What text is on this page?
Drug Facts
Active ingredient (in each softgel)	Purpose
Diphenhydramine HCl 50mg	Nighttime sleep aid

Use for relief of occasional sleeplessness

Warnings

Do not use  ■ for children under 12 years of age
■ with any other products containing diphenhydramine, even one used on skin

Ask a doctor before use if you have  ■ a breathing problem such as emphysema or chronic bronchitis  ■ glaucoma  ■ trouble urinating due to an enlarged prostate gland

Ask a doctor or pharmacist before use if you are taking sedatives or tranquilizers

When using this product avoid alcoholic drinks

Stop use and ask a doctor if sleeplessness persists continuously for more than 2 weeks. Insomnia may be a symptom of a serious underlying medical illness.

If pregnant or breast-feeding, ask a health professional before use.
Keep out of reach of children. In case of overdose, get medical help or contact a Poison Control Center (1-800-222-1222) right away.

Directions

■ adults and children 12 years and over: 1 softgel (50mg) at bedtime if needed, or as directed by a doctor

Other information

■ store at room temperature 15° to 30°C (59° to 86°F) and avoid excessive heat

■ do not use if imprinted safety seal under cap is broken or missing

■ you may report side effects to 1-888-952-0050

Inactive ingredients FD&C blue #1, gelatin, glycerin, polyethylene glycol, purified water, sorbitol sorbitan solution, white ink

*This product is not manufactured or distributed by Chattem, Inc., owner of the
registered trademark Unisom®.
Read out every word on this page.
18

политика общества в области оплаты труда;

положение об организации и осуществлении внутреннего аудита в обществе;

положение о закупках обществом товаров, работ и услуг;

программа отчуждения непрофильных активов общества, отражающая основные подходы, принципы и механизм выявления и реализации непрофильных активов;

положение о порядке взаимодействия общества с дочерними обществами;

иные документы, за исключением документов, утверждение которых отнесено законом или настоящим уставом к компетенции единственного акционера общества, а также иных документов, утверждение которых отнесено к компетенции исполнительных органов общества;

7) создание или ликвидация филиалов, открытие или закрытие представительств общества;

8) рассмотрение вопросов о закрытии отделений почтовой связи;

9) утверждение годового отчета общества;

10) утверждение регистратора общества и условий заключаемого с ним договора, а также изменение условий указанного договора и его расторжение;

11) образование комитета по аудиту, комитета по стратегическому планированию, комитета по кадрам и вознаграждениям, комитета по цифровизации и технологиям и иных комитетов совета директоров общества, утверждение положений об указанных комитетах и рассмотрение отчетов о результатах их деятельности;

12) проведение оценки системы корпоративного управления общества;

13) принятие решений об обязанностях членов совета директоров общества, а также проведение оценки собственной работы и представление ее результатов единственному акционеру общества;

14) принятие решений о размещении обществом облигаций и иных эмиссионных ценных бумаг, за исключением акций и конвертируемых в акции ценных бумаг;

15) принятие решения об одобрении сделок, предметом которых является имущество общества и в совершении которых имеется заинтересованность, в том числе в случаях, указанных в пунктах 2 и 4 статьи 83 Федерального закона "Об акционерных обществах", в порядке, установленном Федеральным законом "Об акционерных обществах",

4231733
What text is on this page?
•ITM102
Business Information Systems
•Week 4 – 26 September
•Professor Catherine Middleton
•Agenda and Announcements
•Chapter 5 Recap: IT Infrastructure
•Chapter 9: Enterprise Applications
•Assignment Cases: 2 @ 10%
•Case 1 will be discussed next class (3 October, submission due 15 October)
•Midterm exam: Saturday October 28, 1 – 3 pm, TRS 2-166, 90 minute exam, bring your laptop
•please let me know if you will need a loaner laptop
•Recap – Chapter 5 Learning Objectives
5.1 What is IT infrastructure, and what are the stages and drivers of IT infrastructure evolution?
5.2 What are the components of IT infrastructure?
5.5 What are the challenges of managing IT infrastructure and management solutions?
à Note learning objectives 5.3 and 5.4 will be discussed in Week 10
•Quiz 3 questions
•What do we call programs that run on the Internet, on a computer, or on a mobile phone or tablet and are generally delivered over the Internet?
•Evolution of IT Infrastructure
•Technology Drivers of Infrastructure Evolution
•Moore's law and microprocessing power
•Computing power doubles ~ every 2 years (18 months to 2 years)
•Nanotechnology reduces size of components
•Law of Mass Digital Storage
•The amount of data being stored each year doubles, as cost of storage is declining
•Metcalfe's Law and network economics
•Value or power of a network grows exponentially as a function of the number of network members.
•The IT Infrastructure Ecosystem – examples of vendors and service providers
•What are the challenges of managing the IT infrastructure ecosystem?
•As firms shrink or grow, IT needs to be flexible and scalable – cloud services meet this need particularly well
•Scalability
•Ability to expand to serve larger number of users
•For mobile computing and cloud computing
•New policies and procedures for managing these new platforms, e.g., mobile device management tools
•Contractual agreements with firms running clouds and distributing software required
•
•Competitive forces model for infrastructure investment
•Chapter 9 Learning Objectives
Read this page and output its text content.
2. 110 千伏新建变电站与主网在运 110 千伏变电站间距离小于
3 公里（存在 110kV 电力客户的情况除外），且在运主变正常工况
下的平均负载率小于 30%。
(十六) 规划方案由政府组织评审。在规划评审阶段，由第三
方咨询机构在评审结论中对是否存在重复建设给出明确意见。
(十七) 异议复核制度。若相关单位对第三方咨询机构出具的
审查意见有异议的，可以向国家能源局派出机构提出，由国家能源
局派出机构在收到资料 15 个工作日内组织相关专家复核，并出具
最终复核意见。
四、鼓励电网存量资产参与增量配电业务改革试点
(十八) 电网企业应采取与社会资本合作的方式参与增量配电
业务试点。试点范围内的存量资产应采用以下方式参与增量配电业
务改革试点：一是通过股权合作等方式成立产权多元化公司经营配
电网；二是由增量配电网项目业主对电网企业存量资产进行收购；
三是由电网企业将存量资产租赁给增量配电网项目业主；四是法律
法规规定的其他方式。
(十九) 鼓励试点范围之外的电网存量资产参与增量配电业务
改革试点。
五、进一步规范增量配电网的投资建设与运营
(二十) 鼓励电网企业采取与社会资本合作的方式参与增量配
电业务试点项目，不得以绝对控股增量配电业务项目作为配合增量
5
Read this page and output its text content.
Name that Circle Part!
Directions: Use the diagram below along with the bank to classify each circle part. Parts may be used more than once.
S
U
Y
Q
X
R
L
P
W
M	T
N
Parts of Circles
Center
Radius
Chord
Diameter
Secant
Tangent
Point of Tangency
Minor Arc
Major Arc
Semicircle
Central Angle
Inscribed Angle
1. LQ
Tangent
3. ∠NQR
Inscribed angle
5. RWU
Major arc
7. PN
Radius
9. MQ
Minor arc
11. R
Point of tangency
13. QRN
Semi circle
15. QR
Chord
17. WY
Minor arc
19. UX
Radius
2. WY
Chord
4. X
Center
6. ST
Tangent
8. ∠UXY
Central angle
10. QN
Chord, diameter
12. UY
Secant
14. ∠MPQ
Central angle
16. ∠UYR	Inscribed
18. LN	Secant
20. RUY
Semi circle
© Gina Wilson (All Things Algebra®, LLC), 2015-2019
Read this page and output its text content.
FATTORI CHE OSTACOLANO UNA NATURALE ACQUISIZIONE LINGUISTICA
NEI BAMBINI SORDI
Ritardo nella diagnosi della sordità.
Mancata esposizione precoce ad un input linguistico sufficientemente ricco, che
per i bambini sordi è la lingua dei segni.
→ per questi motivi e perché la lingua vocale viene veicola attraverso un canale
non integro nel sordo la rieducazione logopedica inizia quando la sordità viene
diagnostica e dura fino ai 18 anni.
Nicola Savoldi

--------------------------------------------------

## [Exercise]
Restate each record word for word.

## [Solution for this problem]
What text is on this page?
Drug Facts
Active ingredient (in each softgel)	Purpose
Diphenhydramine HCl 50mg	Nighttime sleep aid

Use for relief of occasional sleeplessness

Warnings

Do not use  ■ for children under 12 years of age
■ with any other products containing diphenhydramine, even one used on skin

Ask a doctor before use if you have  ■ a breathing problem such as emphysema or chronic bronchitis  ■ glaucoma  ■ trouble urinating due to an enlarged prostate gland

Ask a doctor or pharmacist before use if you are taking sedatives or tranquilizers

When using this product avoid alcoholic drinks

Stop use and ask a doctor if sleeplessness persists continuously for more than 2 weeks. Insomnia may be a symptom of a serious underlying medical illness.

If pregnant or breast-feeding, ask a health professional before use.
Keep out of reach of children. In case of overdose, get medical help or contact a Poison Control Center (1-800-222-1222) right away.

Directions

■ adults and children 12 years and over: 1 softgel (50mg) at bedtime if needed, or as directed by a doctor

Other information

■ store at room temperature 15° to 30°C (59° to 86°F) and avoid excessive heat

■ do not use if imprinted safety seal under cap is broken or missing

■ you may report side effects to 1-888-952-0050

Inactive ingredients FD&C blue #1, gelatin, glycerin, polyethylene glycol, purified water, sorbitol sorbitan solution, white ink

*This product is not manufactured or distributed by Chattem, Inc., owner of the
registered trademark Unisom®.
Read out every word on this page.
18

политика общества в области оплаты труда;

положение об организации и осуществлении внутреннего аудита в обществе;

положение о закупках обществом товаров, работ и услуг;

программа отчуждения непрофильных активов общества, отражающая основные подходы, принципы и механизм выявления и реализации непрофильных активов;

положение о порядке взаимодействия общества с дочерними обществами;

иные документы, за исключением документов, утверждение которых отнесено законом или настоящим уставом к компетенции единственного акционера общества, а также иных документов, утверждение которых отнесено к компетенции исполнительных органов общества;

7) создание или ликвидация филиалов, открытие или закрытие представительств общества;

8) рассмотрение вопросов о закрытии отделений почтовой связи;

9) утверждение годового отчета общества;

10) утверждение регистратора общества и условий заключаемого с ним договора, а также изменение условий указанного договора и его расторжение;

11) образование комитета по аудиту, комитета по стратегическому планированию, комитета по кадрам и вознаграждениям, комитета по цифровизации и технологиям и иных комитетов совета директоров общества, утверждение положений об указанных комитетах и рассмотрение отчетов о результатах их деятельности;

12) проведение оценки системы корпоративного управления общества;

13) принятие решений об обязанностях членов совета директоров общества, а также проведение оценки собственной работы и представление ее результатов единственному акционеру общества;

14) принятие решений о размещении обществом облигаций и иных эмиссионных ценных бумаг, за исключением акций и конвертируемых в акции ценных бумаг;

15) принятие решения об одобрении сделок, предметом которых является имущество общества и в совершении которых имеется заинтересованность, в том числе в случаях, указанных в пунктах 2 и 4 статьи 83 Федерального закона "Об акционерных обществах", в порядке, установленном Федеральным законом "Об акционерных обществах",

4231733
What text is on this page?
•ITM102
Business Information Systems
•Week 4 – 26 September
•Professor Catherine Middleton
•Agenda and Announcements
•Chapter 5 Recap: IT Infrastructure
•Chapter 9: Enterprise Applications
•Assignment Cases: 2 @ 10%
•Case 1 will be discussed next class (3 October, submission due 15 October)
•Midterm exam: Saturday October 28, 1 – 3 pm, TRS 2-166, 90 minute exam, bring your laptop
•please let me know if you will need a loaner laptop
•Recap – Chapter 5 Learning Objectives
5.1 What is IT infrastructure, and what are the stages and drivers of IT infrastructure evolution?
5.2 What are the components of IT infrastructure?
5.5 What are the challenges of managing IT infrastructure and management solutions?
à Note learning objectives 5.3 and 5.4 will be discussed in Week 10
•Quiz 3 questions
•What do we call programs that run on the Internet, on a computer, or on a mobile phone or tablet and are generally delivered over the Internet?
•Evolution of IT Infrastructure
•Technology Drivers of Infrastructure Evolution
•Moore's law and microprocessing power
•Computing power doubles ~ every 2 years (18 months to 2 years)
•Nanotechnology reduces size of components
•Law of Mass Digital Storage
•The amount of data being stored each year doubles, as cost of storage is declining
•Metcalfe's Law and network economics
•Value or power of a network grows exponentially as a function of the number of network members.
•The IT Infrastructure Ecosystem – examples of vendors and service providers
•What are the challenges of managing the IT infrastructure ecosystem?
•As firms shrink or grow, IT needs to be flexible and scalable – cloud services meet this need particularly well
•Scalability
•Ability to expand to serve larger number of users
•For mobile computing and cloud computing
•New policies and procedures for managing these new platforms, e.g., mobile device management tools
•Contractual agreements with firms running clouds and distributing software required
•
•Competitive forces model for infrastructure investment
•Chapter 9 Learning Objectives
Read this page and output its text content.
2. 110 千伏新建变电站与主网在运 110 千伏变电站间距离小于
3 公里（存在 110kV 电力客户的情况除外），且在运主变正常工况
下的平均负载率小于 30%。
(十六) 规划方案由政府组织评审。在规划评审阶段，由第三
方咨询机构在评审结论中对是否存在重复建设给出明确意见。
(十七) 异议复核制度。若相关单位对第三方咨询机构出具的
审查意见有异议的，可以向国家能源局派出机构提出，由国家能源
局派出机构在收到资料 15 个工作日内组织相关专家复核，并出具
最终复核意见。
四、鼓励电网存量资产参与增量配电业务改革试点
(十八) 电网企业应采取与社会资本合作的方式参与增量配电
业务试点。试点范围内的存量资产应采用以下方式参与增量配电业
务改革试点：一是通过股权合作等方式成立产权多元化公司经营配
电网；二是由增量配电网项目业主对电网企业存量资产进行收购；
三是由电网企业将存量资产租赁给增量配电网项目业主；四是法律
法规规定的其他方式。
(十九) 鼓励试点范围之外的电网存量资产参与增量配电业务
改革试点。
五、进一步规范增量配电网的投资建设与运营
(二十) 鼓励电网企业采取与社会资本合作的方式参与增量配
电业务试点项目，不得以绝对控股增量配电业务项目作为配合增量
5
Read this page and output its text content.
Name that Circle Part!
Directions: Use the diagram below along with the bank to classify each circle part. Parts may be used more than once.
S
U
Y
Q
X
R
L
P
W
M	T
N
Parts of Circles
Center
Radius
Chord
Diameter
Secant
Tangent
Point of Tangency
Minor Arc
Major Arc
Semicircle
Central Angle
Inscribed Angle
1. LQ
Tangent
3. ∠NQR
Inscribed angle
5. RWU
Major arc
7. PN
Radius
9. MQ
Minor arc
11. R
Point of tangency
13. QRN
Semi circle
15. QR
Chord
17. WY
Minor arc
19. UX
Radius
2. WY
Chord
4. X
Center
6. ST
Tangent
8. ∠UXY
Central angle
10. QN
Chord, diameter
12. UY
Secant
14. ∠MPQ
Central angle
16. ∠UYR	Inscribed
18. LN	Secant
20. RUY
Semi circle
© Gina Wilson (All Things Algebra®, LLC), 2015-2019
Read this page and output its text content.
FATTORI CHE OSTACOLANO UNA NATURALE ACQUISIZIONE LINGUISTICA
NEI BAMBINI SORDI
Ritardo nella diagnosi della sordità.
Mancata esposizione precoce ad un input linguistico sufficientemente ricco, che
per i bambini sordi è la lingua dei segni.
→ per questi motivi e perché la lingua vocale viene veicola attraverso un canale
non integro nel sordo la rieducazione logopedica inizia quando la sordità viene
diagnostica e dura fino ai 18 anni.
Nicola Savoldi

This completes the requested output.